Copy each line with the word "Instituts" in it.

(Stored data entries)

START

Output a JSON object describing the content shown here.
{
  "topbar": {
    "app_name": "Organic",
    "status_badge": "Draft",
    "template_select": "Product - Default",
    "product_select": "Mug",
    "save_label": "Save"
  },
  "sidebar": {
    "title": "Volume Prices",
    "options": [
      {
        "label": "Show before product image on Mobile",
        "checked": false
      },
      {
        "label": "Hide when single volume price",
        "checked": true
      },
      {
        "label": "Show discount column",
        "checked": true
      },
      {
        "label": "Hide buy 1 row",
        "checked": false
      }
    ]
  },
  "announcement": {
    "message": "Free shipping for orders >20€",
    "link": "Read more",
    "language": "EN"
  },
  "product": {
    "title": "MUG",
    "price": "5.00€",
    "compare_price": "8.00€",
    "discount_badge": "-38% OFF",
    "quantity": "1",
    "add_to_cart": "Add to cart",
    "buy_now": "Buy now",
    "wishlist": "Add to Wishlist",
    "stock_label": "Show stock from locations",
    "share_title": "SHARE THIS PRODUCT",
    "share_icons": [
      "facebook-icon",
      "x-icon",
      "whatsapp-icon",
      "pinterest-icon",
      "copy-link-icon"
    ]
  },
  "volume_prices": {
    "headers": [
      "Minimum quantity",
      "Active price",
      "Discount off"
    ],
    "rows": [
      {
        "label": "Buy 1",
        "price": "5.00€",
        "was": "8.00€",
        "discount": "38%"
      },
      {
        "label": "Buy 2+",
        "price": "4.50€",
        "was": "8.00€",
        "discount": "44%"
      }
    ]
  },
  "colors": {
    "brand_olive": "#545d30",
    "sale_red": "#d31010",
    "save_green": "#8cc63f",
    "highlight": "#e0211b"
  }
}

END
START

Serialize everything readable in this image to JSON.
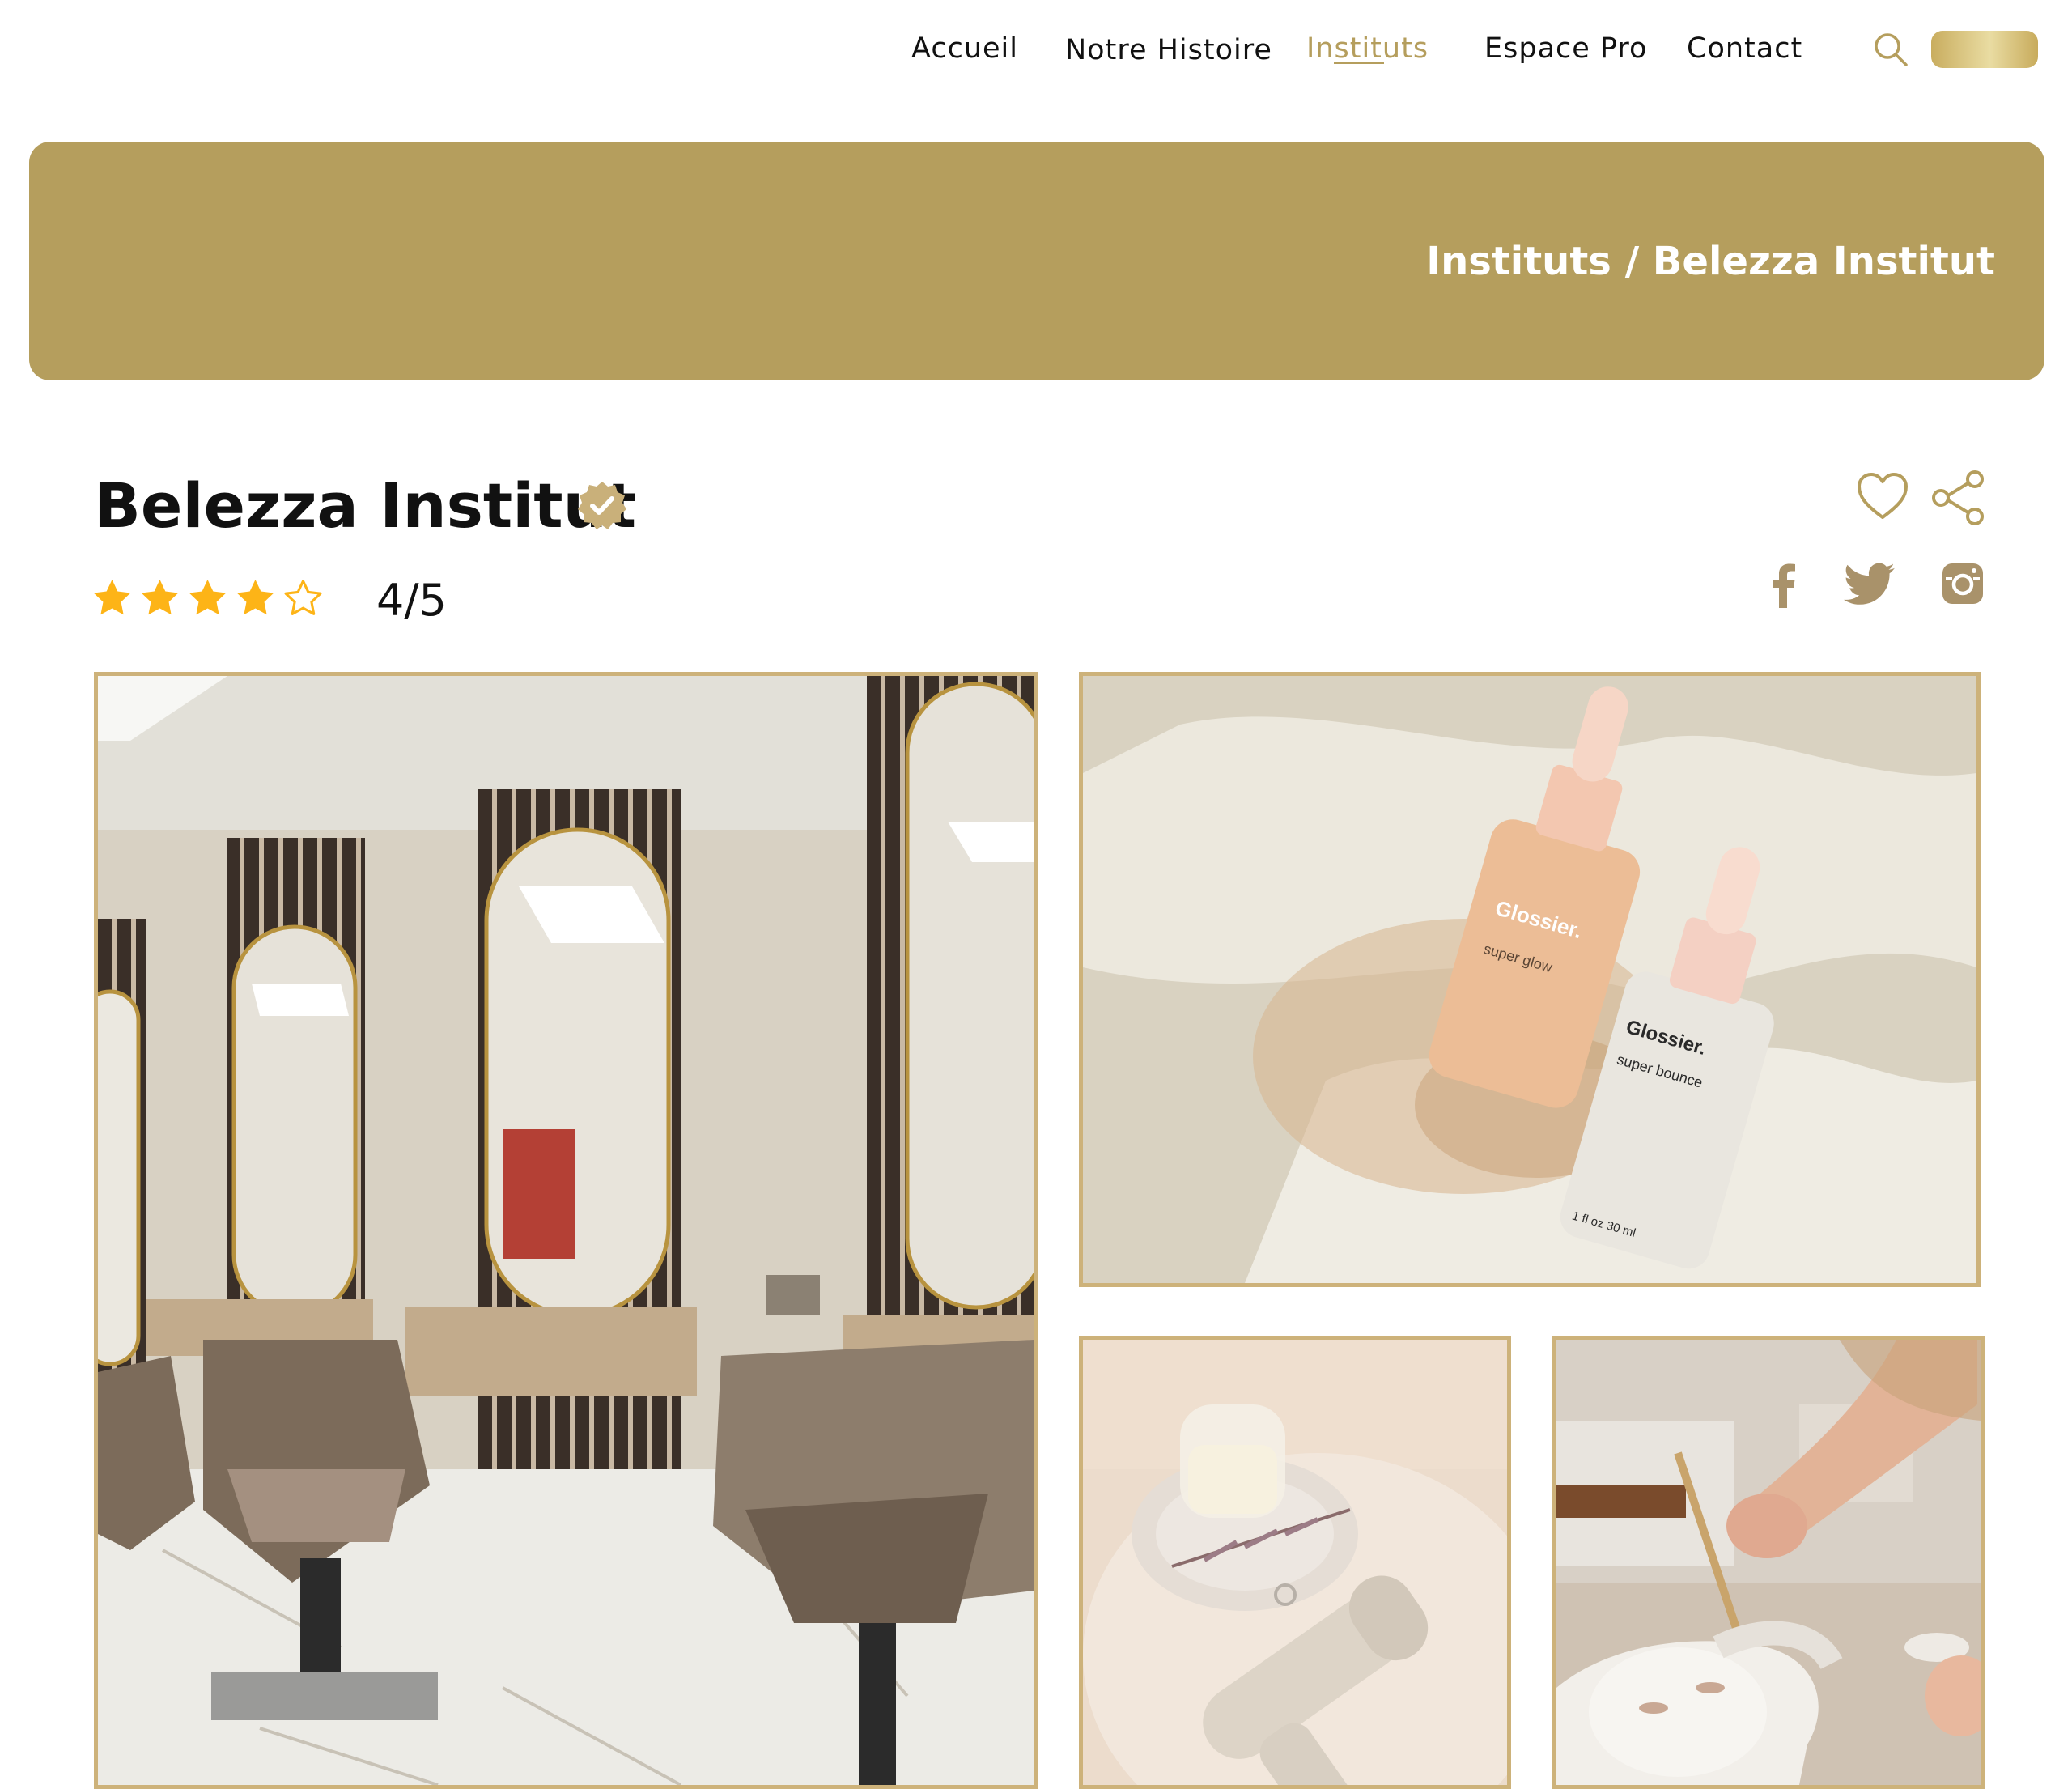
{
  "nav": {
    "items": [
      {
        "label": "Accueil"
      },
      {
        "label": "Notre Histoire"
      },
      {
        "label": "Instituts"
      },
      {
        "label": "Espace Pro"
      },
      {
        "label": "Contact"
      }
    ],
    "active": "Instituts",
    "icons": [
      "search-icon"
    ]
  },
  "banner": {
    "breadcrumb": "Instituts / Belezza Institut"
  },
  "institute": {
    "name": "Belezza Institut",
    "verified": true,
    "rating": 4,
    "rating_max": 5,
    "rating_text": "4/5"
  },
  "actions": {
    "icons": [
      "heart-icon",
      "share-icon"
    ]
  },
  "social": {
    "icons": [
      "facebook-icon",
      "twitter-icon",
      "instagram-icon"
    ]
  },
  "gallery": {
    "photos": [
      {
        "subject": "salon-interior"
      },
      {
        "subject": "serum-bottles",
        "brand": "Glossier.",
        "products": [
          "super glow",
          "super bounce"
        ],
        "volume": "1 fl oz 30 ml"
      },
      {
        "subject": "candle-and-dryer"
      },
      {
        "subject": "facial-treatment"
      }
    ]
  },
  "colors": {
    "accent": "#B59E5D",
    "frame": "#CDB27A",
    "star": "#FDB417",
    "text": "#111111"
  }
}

END
START

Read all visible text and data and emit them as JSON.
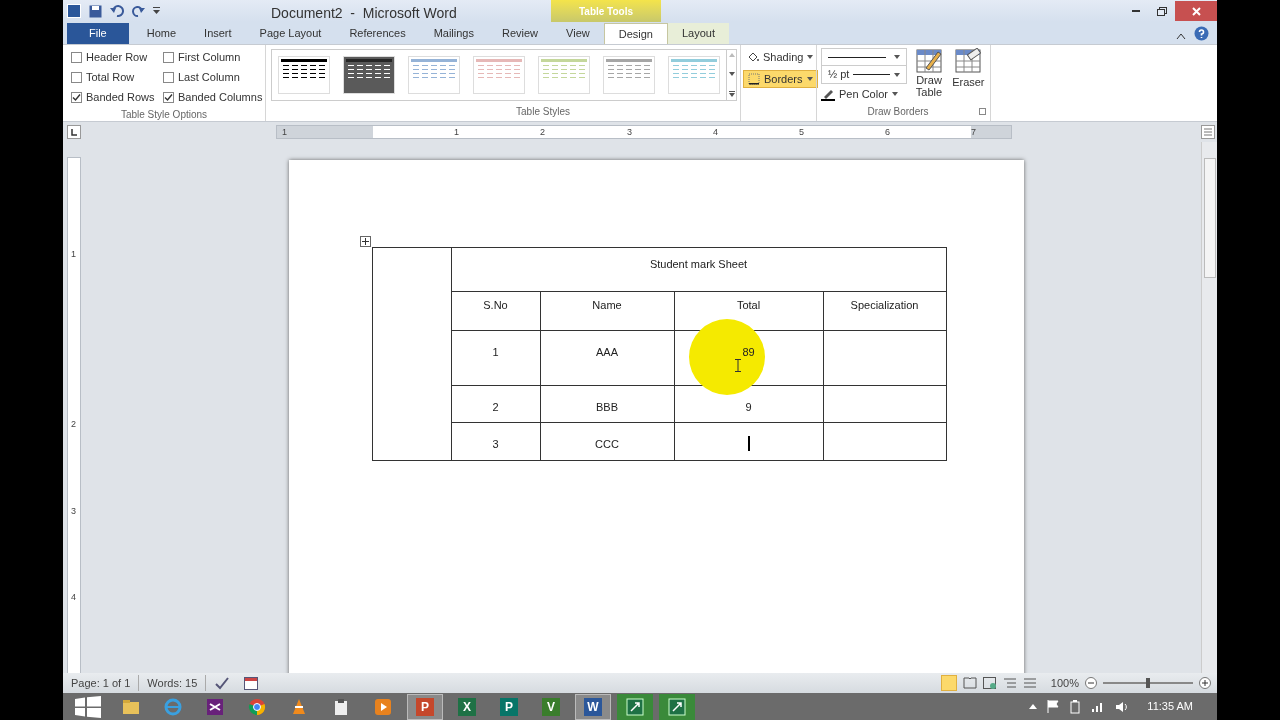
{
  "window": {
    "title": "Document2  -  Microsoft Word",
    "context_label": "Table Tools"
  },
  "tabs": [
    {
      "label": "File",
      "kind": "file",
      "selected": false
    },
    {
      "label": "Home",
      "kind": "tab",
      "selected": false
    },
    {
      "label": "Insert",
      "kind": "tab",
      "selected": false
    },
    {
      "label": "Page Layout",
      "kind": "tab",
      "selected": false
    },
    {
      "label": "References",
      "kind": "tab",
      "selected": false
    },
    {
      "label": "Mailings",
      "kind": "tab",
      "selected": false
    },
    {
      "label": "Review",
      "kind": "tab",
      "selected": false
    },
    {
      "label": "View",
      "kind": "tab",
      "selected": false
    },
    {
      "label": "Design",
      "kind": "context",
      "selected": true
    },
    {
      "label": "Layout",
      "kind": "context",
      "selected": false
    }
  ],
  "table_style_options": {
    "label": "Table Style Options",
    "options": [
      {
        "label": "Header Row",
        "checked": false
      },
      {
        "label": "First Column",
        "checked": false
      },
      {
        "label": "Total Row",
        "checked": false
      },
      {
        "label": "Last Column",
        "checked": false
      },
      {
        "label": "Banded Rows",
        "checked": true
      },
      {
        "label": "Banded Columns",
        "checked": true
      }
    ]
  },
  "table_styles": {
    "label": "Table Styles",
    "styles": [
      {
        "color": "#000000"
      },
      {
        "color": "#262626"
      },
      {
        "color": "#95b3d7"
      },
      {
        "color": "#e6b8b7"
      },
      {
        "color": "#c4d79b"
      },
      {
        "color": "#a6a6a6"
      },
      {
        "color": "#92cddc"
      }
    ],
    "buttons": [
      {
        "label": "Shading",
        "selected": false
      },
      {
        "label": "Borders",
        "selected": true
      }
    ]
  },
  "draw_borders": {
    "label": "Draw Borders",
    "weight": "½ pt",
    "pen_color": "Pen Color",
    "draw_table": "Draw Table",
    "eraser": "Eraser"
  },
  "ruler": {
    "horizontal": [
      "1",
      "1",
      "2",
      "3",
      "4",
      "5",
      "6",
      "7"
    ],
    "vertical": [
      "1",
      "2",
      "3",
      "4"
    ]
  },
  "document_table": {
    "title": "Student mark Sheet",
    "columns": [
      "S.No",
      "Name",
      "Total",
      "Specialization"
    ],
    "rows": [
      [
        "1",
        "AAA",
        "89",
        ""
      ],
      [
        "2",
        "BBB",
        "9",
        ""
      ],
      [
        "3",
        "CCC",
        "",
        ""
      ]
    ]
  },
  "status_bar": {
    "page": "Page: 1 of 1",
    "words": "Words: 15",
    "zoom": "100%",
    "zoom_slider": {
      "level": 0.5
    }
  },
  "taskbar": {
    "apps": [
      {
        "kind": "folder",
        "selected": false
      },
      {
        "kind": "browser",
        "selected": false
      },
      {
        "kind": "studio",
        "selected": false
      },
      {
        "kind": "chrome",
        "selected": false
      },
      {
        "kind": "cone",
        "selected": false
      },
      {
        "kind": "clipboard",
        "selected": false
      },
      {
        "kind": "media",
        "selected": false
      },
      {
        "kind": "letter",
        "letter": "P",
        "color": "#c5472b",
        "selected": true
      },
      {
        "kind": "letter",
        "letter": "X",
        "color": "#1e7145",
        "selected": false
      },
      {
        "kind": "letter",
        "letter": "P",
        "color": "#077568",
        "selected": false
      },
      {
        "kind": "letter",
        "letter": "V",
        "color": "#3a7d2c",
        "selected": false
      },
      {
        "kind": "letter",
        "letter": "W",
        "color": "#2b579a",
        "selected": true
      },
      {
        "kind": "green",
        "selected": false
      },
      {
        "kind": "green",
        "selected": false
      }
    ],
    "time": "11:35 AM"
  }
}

END

Exercise answer
        "label": "Instituts"
    "active": "Instituts",
    "breadcrumb": "Instituts / Belezza Institut"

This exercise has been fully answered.